(Dataset records)
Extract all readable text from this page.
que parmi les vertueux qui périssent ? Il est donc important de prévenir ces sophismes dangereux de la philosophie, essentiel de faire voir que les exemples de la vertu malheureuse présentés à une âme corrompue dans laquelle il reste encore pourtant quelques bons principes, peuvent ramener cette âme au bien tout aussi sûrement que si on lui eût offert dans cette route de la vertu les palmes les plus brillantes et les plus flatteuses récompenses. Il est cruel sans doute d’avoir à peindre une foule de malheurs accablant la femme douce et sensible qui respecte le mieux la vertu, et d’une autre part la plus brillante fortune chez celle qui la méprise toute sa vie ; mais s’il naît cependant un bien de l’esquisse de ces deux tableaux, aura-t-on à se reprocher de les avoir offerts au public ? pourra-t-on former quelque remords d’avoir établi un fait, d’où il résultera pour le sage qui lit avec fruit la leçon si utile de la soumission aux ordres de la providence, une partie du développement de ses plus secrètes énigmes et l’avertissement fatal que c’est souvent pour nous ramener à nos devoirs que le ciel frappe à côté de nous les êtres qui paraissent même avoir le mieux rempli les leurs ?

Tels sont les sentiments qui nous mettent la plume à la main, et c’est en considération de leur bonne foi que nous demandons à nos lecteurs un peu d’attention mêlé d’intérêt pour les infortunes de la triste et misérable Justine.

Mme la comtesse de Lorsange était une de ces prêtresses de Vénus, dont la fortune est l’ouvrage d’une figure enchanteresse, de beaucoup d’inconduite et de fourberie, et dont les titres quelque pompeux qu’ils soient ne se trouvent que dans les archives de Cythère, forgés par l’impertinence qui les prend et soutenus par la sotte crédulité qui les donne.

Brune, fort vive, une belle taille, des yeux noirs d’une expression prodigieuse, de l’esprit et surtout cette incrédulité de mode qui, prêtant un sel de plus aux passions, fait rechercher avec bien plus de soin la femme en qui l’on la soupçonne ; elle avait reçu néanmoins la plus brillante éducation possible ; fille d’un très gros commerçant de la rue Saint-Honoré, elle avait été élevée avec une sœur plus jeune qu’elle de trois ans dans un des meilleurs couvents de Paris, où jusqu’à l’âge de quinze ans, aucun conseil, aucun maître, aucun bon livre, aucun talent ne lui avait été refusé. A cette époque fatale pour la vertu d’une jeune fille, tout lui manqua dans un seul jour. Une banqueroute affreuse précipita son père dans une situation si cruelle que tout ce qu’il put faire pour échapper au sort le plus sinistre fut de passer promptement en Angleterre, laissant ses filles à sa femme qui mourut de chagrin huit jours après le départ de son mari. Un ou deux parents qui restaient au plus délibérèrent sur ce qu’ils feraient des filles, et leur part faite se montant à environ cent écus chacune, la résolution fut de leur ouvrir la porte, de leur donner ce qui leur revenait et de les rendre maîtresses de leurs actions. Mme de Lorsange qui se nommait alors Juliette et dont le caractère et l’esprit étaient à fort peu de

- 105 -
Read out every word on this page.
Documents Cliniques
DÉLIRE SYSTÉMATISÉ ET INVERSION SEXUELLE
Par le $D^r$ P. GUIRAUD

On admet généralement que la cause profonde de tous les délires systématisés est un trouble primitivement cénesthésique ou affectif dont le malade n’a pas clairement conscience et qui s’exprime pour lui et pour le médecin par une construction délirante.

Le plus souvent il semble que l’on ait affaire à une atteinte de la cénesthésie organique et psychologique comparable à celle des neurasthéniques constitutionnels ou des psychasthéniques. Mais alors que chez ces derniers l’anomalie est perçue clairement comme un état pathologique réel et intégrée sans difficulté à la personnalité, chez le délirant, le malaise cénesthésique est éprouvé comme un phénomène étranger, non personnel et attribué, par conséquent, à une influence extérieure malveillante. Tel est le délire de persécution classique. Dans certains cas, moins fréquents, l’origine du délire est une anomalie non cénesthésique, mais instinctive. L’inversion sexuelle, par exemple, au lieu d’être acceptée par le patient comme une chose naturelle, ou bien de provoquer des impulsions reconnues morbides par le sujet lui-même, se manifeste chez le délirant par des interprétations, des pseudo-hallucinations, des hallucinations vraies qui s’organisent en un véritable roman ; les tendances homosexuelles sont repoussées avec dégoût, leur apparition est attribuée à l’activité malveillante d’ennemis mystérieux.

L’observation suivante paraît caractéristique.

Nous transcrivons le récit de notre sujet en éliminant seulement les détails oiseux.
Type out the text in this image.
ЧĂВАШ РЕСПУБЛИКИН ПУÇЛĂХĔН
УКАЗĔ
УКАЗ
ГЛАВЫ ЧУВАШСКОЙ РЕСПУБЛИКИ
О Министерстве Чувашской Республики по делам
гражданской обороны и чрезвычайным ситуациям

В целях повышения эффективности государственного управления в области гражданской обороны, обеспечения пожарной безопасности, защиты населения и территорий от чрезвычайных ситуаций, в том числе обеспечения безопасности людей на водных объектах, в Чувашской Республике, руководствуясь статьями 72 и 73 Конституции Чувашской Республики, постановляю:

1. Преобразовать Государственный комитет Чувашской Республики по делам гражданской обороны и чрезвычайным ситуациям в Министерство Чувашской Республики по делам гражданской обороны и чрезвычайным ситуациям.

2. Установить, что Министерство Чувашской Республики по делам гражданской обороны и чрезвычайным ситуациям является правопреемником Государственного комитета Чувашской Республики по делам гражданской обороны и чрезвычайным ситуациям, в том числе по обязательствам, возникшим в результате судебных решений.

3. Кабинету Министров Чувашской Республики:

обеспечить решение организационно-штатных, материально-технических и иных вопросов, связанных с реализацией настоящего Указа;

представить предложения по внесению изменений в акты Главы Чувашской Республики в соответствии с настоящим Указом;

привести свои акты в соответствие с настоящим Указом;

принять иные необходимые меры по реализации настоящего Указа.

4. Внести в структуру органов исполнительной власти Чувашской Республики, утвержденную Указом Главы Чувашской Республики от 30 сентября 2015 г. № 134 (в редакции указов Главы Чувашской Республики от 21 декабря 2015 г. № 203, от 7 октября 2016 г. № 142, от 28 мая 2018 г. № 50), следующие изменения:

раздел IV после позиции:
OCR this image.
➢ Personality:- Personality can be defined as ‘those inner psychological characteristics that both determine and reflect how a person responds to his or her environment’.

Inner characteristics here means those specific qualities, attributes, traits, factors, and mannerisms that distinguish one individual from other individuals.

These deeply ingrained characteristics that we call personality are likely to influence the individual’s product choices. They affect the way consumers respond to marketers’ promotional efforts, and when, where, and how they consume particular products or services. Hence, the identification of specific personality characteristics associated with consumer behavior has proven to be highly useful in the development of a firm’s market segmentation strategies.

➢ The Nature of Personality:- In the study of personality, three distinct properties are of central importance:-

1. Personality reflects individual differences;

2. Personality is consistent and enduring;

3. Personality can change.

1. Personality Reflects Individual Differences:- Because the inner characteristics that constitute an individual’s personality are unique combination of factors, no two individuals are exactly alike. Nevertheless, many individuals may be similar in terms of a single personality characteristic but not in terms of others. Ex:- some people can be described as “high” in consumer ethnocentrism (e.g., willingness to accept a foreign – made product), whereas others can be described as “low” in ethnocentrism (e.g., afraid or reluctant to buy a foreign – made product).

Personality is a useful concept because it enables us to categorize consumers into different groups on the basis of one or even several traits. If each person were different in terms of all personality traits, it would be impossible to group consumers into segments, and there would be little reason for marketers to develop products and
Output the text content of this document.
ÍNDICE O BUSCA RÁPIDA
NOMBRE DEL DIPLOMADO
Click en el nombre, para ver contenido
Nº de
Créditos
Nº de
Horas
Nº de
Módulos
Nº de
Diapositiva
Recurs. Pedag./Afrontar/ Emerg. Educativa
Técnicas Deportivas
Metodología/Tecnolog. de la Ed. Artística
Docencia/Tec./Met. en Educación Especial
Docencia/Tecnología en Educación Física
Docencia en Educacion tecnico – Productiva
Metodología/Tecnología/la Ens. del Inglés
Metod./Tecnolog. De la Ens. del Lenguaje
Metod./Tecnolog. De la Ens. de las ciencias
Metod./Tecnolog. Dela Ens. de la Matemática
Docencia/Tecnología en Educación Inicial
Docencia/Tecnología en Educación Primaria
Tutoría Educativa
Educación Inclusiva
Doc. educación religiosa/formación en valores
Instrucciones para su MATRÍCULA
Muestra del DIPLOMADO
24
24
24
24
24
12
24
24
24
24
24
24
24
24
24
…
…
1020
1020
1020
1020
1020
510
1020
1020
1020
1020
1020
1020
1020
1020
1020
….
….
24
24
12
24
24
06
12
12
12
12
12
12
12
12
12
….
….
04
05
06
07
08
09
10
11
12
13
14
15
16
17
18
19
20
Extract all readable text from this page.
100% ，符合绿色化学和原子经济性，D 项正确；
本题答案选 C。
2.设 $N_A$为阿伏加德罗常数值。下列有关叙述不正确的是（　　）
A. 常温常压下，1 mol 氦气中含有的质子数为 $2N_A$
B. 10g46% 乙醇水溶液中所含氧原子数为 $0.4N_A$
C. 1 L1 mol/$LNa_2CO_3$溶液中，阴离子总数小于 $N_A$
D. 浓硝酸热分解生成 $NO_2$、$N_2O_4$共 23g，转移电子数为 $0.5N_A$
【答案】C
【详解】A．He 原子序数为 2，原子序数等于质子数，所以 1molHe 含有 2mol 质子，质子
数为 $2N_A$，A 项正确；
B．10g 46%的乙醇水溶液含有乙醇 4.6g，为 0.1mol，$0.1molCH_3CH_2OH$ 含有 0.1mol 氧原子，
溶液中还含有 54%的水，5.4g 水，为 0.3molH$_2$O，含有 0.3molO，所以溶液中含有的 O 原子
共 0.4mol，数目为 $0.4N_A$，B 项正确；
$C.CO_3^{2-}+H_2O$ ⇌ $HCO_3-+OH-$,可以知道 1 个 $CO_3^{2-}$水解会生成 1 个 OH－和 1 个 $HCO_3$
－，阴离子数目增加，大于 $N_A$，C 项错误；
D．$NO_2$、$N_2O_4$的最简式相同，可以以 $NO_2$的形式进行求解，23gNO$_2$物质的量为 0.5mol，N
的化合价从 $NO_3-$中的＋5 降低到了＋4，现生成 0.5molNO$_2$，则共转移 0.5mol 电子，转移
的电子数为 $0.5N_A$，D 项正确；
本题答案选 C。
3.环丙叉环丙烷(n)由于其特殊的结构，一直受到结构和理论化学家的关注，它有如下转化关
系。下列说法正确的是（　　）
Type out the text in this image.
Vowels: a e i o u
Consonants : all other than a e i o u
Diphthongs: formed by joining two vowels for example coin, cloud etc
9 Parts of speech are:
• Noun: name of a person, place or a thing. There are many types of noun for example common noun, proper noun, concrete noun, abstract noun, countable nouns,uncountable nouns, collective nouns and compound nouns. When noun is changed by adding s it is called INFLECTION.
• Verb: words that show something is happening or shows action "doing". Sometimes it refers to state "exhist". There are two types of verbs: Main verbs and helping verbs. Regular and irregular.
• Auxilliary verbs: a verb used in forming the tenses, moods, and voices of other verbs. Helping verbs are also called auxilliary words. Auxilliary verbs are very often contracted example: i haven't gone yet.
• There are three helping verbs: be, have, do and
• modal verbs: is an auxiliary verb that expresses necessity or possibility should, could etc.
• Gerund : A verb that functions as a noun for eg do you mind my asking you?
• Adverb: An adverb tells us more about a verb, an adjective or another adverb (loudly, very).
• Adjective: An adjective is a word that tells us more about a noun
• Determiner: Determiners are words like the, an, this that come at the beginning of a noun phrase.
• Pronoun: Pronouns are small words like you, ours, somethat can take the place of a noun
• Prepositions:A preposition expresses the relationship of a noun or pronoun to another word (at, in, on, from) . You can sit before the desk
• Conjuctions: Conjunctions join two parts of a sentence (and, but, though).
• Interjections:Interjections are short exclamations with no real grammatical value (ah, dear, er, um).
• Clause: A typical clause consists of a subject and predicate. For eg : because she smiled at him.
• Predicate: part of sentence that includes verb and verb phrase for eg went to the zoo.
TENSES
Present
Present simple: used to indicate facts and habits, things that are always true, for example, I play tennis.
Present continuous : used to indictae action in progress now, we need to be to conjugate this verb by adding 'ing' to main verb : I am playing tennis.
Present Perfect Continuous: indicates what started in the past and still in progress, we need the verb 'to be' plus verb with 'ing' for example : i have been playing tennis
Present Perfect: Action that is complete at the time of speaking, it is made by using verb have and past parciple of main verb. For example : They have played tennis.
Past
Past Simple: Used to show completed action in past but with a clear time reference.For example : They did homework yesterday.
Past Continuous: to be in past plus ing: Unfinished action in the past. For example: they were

• Aim: Locate the word "about" in the data above. Copy every line carrying it.

• Finished exercise:
• Adverb: An adverb tells us more about a verb, an adjective or another adverb (loudly, very).
• Adjective: An adjective is a word that tells us more about a noun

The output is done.